_DATASET EXTRACT:_

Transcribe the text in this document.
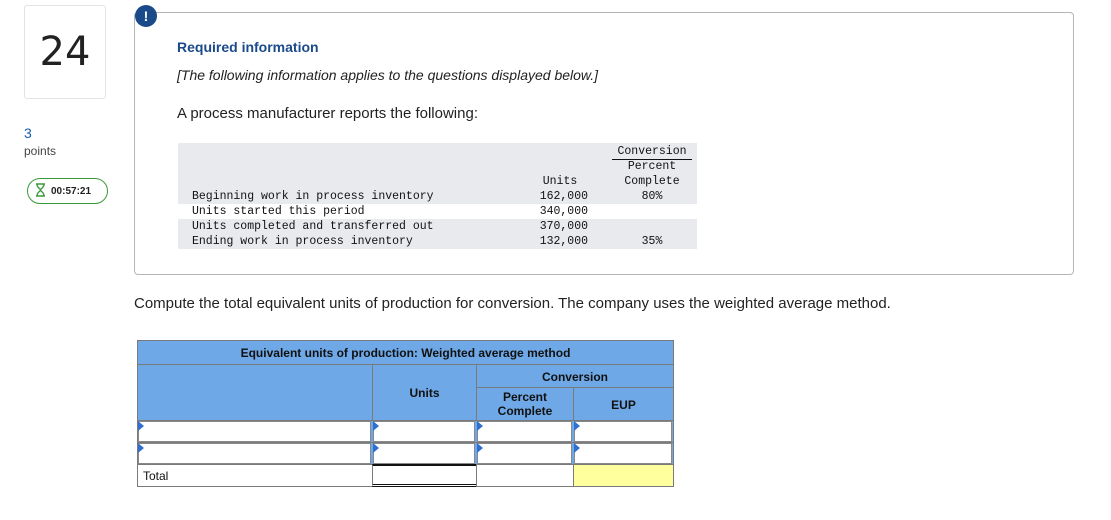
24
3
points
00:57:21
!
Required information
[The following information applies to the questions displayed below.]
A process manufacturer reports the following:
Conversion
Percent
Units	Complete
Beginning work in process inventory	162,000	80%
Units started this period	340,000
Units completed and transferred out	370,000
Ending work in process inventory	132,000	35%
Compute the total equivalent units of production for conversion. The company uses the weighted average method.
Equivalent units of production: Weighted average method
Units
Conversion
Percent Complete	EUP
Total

* * *

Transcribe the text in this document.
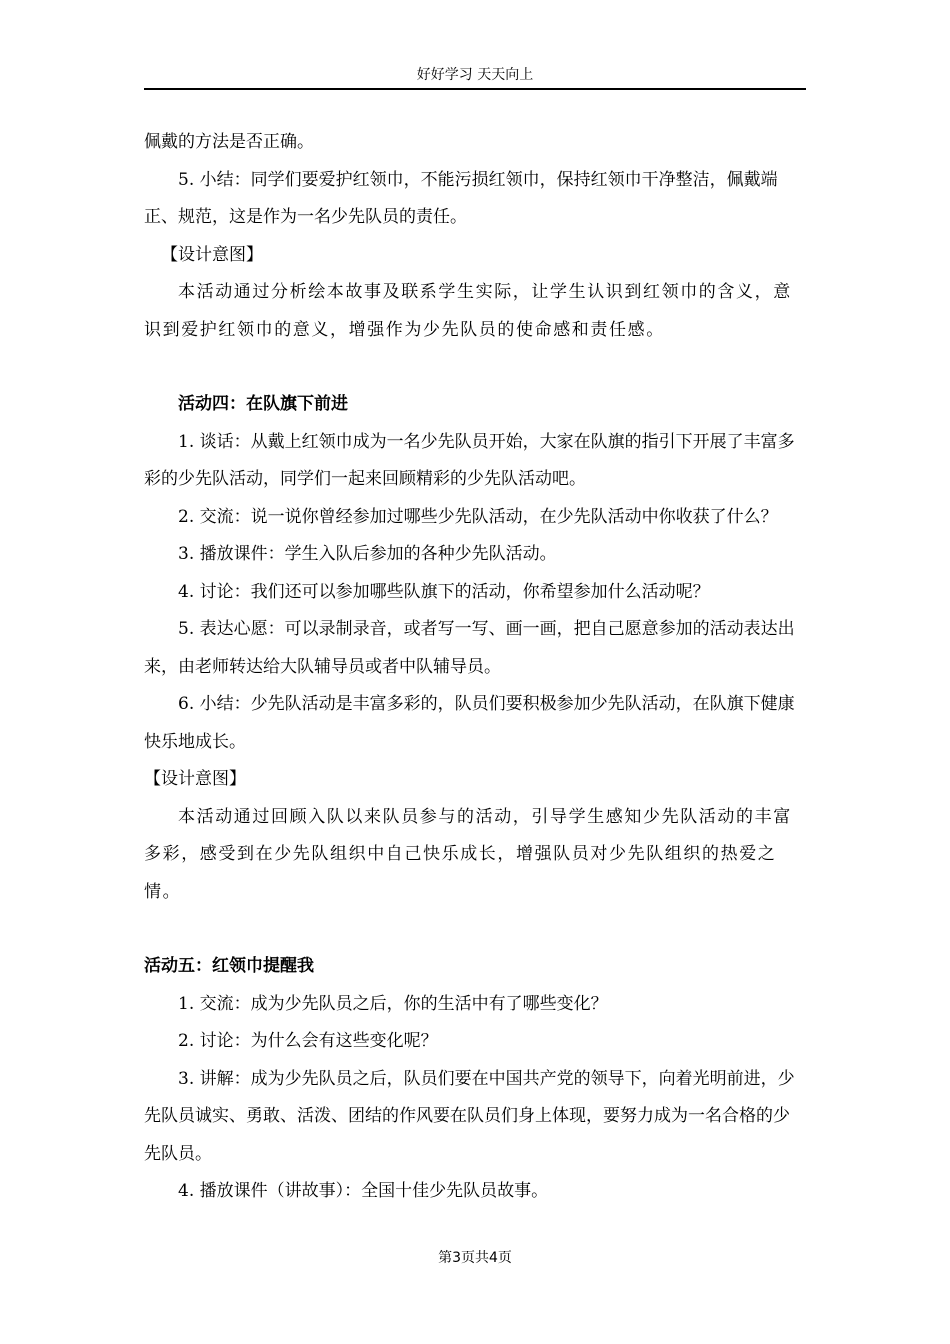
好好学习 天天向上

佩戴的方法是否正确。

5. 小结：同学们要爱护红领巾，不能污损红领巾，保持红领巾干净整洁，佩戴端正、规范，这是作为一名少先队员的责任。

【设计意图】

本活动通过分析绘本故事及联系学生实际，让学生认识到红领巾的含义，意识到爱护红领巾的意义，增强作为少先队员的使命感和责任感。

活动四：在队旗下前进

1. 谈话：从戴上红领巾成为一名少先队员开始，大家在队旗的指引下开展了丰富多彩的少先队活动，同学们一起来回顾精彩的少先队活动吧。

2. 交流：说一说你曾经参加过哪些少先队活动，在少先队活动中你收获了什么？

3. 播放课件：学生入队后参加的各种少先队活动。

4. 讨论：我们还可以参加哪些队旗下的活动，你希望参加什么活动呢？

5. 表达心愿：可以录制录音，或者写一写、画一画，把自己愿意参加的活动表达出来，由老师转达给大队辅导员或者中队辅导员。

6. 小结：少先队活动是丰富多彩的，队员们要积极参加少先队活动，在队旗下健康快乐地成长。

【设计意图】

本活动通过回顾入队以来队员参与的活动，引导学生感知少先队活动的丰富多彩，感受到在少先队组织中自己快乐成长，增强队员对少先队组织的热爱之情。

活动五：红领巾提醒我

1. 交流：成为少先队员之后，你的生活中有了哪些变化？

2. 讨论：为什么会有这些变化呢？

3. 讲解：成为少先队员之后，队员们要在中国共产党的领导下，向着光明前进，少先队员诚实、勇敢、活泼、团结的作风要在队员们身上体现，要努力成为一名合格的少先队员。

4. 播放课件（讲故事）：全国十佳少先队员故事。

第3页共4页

_WHAT YOU NEED TO DO:_
Filter the data, keeping only the lines that contain "inventory".

_TASK SOLUTION:_
Beginning work in process inventory	162,000	80%
Ending work in process inventory	132,000	35%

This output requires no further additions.